A block of data
-- BEGIN --

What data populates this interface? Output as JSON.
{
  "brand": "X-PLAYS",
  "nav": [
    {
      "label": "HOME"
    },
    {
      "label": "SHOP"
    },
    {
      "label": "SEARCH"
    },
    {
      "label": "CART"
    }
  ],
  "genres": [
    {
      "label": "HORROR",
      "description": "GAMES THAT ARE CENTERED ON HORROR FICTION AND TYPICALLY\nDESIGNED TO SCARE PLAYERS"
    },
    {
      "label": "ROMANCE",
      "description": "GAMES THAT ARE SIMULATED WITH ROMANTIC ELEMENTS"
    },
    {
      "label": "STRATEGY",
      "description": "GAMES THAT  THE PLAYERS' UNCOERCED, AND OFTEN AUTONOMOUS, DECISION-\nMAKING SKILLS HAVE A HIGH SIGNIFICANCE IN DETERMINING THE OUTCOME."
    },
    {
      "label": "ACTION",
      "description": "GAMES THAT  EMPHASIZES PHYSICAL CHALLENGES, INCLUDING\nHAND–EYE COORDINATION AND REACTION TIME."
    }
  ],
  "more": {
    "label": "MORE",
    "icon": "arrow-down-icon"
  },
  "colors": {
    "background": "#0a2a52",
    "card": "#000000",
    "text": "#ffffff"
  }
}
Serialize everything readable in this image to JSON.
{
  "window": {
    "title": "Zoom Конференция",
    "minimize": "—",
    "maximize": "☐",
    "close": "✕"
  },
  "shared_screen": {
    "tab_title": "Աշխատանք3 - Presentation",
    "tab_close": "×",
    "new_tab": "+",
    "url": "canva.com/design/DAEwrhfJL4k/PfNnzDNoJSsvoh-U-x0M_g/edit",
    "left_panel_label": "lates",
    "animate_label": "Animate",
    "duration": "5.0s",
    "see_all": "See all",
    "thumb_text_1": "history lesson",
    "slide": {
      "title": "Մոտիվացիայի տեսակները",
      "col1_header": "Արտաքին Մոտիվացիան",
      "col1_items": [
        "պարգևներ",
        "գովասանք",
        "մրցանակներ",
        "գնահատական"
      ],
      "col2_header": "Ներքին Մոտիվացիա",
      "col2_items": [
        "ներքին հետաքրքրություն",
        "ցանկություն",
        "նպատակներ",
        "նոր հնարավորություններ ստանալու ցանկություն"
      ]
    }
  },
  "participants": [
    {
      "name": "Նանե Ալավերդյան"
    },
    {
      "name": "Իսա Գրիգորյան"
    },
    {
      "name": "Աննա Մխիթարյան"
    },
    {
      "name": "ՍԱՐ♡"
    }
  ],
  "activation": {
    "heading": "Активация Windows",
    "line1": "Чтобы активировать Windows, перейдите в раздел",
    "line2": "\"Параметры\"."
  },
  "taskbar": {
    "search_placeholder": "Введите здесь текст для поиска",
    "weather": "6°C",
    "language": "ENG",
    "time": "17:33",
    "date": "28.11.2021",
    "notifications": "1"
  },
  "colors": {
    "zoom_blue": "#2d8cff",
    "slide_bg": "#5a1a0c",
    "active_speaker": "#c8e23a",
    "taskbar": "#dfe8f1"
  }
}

-- END --

Required work.
Find the word "HORROR" in the records and pull out each line that has it.

Reply.
      "label": "HORROR",
      "description": "GAMES THAT ARE CENTERED ON HORROR FICTION AND TYPICALLY\nDESIGNED TO SCARE PLAYERS"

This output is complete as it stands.